### ROWS:
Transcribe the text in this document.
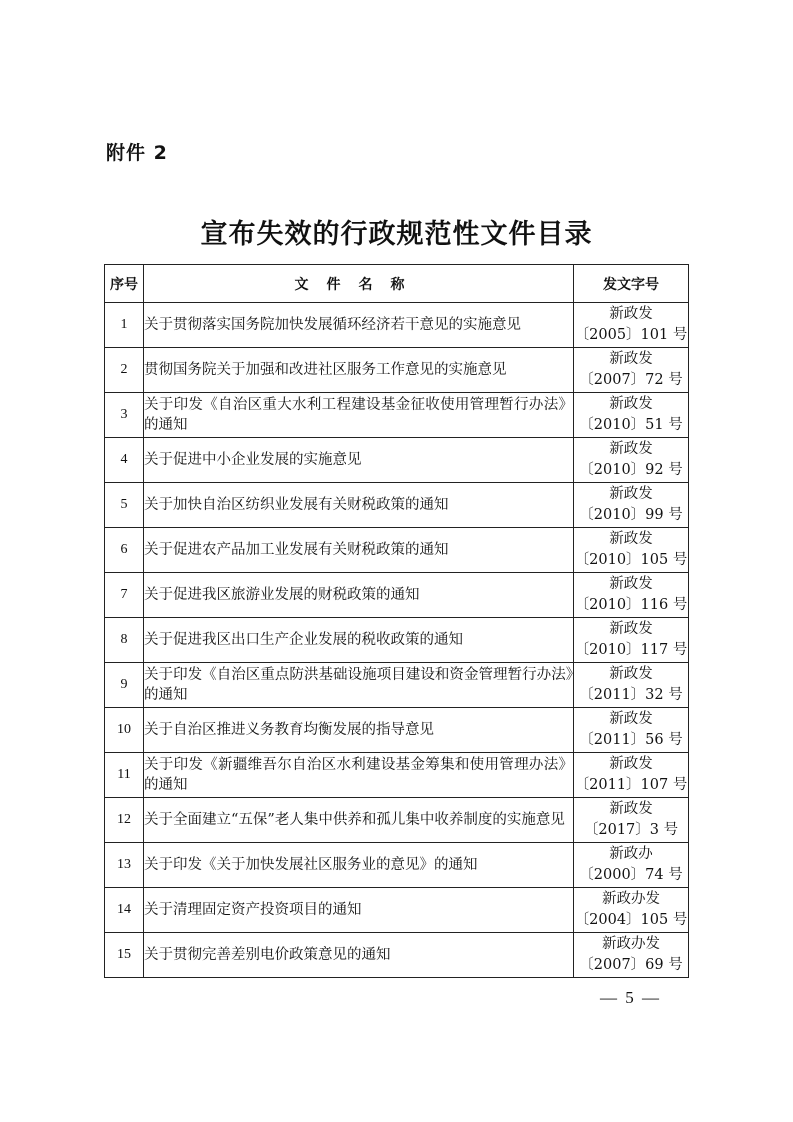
附件 2
宣布失效的行政规范性文件目录
序号	文件名称	发文字号
1	关于贯彻落实国务院加快发展循环经济若干意见的实施意见	新政发
〔2005〕101 号

2	贯彻国务院关于加强和改进社区服务工作意见的实施意见	新政发
〔2007〕72 号

3	关于印发《自治区重大水利工程建设基金征收使用管理暂行办法》的通知	新政发
〔2010〕51 号

4	关于促进中小企业发展的实施意见	新政发
〔2010〕92 号

5	关于加快自治区纺织业发展有关财税政策的通知	新政发
〔2010〕99 号

6	关于促进农产品加工业发展有关财税政策的通知	新政发
〔2010〕105 号

7	关于促进我区旅游业发展的财税政策的通知	新政发
〔2010〕116 号

8	关于促进我区出口生产企业发展的税收政策的通知	新政发
〔2010〕117 号

9	关于印发《自治区重点防洪基础设施项目建设和资金管理暂行办法》的通知	新政发
〔2011〕32 号

10	关于自治区推进义务教育均衡发展的指导意见	新政发
〔2011〕56 号

11	关于印发《新疆维吾尔自治区水利建设基金筹集和使用管理办法》的通知	新政发
〔2011〕107 号

12	关于全面建立“五保”老人集中供养和孤儿集中收养制度的实施意见	新政发
〔2017〕3 号

13	关于印发《关于加快发展社区服务业的意见》的通知	新政办
〔2000〕74 号

14	关于清理固定资产投资项目的通知	新政办发
〔2004〕105 号

15	关于贯彻完善差别电价政策意见的通知	新政办发
〔2007〕69 号
— 5 —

### TO DO:
Establish how many lines of the material above hold the word "新政办发". Nothing but the count should be returned.

### REPLY TO THE TASK:
2